» **TASK TO CARRY OUT**
Identify all lines in the data containing the string "таблицу". Copy them out.
____ INFORMATION PROVIDED
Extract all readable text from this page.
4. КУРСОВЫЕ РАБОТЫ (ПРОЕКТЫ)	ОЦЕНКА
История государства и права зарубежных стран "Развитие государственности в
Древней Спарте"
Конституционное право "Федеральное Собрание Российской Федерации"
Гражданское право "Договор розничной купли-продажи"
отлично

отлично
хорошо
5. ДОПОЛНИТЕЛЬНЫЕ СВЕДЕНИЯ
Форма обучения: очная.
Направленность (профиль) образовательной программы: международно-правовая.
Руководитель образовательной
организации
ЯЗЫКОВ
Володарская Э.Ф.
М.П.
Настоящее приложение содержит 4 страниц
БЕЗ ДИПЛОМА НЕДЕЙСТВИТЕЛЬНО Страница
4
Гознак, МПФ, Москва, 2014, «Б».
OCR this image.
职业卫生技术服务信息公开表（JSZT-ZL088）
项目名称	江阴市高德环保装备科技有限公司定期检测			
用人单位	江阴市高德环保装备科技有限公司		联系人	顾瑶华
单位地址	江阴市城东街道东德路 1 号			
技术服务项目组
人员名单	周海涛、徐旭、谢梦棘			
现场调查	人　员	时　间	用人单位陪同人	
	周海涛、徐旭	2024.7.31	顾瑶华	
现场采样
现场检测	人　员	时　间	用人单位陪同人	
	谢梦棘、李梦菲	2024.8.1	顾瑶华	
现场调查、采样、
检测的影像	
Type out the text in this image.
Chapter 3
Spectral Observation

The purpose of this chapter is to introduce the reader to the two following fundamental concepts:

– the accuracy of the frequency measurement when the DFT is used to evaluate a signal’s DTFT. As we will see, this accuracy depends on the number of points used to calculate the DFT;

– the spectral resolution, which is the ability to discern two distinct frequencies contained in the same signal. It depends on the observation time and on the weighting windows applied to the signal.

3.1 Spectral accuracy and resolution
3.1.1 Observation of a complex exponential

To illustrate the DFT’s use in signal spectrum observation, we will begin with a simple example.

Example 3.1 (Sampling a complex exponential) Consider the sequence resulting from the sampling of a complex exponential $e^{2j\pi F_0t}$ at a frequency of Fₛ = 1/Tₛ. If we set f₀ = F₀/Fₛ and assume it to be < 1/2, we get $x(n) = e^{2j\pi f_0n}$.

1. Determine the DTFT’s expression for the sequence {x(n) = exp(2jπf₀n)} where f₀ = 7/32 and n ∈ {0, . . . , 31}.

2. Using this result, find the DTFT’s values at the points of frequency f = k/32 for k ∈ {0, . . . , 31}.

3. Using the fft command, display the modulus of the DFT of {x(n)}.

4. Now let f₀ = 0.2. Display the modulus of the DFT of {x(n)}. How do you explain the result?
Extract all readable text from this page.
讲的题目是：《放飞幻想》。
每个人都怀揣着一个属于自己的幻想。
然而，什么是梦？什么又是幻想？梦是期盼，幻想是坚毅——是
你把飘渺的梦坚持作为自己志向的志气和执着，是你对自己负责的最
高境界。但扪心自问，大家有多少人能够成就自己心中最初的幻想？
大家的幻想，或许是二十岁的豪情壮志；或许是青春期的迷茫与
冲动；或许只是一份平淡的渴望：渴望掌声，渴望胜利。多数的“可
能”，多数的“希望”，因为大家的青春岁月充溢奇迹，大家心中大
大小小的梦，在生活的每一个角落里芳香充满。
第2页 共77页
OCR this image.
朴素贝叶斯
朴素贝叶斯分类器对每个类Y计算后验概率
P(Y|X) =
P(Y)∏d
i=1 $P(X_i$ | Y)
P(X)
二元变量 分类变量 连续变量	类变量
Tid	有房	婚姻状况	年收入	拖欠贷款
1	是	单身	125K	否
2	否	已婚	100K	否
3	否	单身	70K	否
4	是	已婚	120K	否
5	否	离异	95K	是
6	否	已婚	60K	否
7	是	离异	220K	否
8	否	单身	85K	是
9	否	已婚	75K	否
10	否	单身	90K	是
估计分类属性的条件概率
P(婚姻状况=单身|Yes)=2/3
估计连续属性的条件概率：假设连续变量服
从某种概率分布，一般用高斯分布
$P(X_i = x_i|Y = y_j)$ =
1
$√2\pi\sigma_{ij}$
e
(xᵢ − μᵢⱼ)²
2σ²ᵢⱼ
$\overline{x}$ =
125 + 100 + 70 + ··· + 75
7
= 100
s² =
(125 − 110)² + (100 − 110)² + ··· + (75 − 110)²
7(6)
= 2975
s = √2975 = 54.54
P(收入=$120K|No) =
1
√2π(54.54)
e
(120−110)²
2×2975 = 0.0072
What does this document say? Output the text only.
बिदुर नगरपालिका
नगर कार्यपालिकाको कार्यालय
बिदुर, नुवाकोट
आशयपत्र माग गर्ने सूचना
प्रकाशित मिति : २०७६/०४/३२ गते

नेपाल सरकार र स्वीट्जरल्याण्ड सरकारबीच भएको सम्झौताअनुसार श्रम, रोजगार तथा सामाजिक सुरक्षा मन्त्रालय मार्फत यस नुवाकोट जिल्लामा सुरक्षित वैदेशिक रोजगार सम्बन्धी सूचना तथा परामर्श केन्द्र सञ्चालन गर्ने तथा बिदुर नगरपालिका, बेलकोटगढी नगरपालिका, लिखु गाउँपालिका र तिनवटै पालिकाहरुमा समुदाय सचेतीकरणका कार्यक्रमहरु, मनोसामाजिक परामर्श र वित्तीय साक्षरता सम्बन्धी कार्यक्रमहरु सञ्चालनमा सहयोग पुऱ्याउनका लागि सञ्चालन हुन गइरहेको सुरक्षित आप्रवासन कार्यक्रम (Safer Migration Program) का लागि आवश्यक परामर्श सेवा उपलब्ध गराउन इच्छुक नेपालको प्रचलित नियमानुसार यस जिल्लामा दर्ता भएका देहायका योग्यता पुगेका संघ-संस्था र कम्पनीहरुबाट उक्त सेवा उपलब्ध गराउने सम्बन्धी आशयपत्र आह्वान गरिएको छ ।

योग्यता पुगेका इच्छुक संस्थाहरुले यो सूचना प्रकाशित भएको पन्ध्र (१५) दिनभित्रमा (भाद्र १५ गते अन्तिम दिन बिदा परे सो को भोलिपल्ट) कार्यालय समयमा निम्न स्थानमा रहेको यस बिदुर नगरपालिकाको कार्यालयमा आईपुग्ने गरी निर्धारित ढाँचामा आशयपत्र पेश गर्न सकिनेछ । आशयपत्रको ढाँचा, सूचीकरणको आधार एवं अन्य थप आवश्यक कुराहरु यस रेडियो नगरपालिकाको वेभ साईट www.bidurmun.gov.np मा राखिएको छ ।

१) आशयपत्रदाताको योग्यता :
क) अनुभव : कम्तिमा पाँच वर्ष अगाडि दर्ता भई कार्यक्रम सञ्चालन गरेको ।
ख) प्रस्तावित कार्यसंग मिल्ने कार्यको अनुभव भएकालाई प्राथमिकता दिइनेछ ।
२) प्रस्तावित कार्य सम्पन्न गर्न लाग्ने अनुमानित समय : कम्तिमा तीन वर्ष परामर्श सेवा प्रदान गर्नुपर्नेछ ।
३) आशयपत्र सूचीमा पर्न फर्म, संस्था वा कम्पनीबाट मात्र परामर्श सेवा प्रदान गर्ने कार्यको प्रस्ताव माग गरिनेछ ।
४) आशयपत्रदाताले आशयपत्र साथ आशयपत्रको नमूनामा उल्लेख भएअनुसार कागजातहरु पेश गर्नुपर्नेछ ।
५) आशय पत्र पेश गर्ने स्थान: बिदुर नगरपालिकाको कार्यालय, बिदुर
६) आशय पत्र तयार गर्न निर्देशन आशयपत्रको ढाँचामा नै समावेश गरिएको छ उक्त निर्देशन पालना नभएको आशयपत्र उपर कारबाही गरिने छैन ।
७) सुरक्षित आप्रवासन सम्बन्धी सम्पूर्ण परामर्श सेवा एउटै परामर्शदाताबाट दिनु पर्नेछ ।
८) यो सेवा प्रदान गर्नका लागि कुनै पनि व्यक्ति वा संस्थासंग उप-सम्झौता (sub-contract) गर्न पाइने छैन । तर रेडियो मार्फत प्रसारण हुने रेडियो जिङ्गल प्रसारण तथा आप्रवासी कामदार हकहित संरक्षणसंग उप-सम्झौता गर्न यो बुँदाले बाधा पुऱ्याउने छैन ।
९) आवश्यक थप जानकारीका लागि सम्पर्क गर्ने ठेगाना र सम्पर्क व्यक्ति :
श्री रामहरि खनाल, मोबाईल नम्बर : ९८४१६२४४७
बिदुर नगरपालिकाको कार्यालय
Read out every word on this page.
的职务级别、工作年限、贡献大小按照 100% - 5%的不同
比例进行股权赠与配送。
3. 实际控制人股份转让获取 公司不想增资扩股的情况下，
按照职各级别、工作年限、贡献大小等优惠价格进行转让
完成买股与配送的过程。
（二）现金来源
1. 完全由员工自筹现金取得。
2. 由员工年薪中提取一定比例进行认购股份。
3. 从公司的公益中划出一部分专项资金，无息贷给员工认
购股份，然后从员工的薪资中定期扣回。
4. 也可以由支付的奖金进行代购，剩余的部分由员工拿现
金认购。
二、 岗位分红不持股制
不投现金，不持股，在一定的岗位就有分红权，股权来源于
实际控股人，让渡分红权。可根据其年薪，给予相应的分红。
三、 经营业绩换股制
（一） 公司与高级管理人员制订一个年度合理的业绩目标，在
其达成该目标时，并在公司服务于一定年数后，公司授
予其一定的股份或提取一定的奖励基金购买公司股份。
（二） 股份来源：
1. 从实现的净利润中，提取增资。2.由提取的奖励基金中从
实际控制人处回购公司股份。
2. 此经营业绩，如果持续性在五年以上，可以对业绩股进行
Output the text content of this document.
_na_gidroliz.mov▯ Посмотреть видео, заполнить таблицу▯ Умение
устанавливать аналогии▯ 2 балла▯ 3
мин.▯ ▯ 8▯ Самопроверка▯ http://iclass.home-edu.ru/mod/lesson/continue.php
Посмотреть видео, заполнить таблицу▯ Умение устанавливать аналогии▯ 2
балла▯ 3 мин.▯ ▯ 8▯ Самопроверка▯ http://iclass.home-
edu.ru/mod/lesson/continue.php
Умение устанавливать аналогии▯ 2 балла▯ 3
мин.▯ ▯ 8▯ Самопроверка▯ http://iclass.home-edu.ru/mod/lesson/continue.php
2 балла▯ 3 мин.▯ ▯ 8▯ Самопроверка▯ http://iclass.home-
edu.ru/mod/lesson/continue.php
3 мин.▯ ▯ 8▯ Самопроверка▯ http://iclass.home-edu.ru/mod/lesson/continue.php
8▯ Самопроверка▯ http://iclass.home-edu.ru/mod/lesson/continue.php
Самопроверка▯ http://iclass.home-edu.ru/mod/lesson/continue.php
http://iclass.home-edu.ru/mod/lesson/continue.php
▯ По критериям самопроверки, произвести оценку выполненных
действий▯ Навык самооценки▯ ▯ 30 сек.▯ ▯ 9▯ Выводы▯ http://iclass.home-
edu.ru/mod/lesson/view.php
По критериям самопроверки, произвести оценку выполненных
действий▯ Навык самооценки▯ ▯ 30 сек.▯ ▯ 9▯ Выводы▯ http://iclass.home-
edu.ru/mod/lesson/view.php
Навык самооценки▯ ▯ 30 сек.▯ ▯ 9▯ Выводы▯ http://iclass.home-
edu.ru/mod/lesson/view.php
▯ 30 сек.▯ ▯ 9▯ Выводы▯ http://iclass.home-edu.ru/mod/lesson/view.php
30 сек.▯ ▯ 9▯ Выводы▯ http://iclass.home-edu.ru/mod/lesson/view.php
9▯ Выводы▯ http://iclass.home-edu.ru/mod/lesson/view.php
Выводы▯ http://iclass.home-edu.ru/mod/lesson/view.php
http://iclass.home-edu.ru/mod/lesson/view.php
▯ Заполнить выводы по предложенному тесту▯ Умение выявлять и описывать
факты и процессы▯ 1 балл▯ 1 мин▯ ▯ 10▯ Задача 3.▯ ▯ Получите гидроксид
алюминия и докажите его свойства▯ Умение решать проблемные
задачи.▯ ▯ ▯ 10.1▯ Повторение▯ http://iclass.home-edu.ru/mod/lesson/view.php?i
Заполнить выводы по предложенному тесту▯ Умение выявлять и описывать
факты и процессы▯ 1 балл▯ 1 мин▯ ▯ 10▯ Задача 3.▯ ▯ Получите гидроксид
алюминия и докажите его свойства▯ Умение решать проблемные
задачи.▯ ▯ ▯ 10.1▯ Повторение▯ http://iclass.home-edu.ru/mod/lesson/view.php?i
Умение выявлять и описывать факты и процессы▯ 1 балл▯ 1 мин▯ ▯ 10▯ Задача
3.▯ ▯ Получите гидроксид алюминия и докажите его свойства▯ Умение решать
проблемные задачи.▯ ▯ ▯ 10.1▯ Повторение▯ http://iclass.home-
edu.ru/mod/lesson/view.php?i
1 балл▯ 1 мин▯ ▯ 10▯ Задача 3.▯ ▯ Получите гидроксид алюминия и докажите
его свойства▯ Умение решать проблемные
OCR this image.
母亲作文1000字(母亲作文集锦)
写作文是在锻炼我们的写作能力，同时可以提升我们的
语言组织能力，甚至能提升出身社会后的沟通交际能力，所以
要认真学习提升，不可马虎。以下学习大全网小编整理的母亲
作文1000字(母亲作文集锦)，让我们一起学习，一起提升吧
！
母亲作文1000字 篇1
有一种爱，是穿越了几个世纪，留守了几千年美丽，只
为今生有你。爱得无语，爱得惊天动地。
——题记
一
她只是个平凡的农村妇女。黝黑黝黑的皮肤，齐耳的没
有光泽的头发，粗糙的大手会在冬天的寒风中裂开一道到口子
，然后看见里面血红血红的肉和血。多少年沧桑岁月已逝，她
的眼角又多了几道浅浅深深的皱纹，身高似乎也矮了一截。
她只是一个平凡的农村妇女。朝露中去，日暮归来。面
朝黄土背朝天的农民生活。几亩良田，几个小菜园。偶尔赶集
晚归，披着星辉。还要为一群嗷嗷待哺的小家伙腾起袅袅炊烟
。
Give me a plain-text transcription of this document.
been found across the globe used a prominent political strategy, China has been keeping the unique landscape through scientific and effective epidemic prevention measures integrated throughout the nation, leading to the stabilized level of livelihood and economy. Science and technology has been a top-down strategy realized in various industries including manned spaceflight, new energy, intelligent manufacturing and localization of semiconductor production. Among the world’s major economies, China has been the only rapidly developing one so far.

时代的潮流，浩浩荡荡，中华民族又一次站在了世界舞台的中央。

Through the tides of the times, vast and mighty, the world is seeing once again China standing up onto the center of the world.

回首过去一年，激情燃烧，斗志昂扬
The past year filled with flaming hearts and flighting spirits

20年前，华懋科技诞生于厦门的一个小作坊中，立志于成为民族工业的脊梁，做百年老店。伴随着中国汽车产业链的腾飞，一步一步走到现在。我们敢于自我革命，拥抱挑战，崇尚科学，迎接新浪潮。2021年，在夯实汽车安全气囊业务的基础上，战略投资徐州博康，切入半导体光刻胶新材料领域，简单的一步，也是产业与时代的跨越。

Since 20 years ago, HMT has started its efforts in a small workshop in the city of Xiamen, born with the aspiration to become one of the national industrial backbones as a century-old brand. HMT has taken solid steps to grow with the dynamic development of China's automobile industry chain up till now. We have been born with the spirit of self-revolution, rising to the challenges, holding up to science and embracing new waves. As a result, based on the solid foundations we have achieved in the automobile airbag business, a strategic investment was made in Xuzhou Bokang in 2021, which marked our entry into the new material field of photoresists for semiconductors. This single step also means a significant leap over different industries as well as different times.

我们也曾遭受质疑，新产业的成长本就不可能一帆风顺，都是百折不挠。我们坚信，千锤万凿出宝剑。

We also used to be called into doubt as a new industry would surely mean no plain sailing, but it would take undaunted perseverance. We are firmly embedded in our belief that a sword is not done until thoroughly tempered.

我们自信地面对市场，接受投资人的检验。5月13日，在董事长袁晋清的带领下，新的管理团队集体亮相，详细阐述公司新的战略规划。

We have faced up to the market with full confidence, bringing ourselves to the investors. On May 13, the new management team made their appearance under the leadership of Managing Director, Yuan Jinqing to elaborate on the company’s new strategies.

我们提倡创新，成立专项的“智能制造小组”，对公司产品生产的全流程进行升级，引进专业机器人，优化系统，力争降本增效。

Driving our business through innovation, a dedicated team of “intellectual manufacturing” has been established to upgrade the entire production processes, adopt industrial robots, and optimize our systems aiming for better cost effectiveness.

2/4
________
» **THE COMPLETED TASK**
_na_gidroliz.mov▯ Посмотреть видео, заполнить таблицу▯ Умение
Посмотреть видео, заполнить таблицу▯ Умение устанавливать аналогии▯ 2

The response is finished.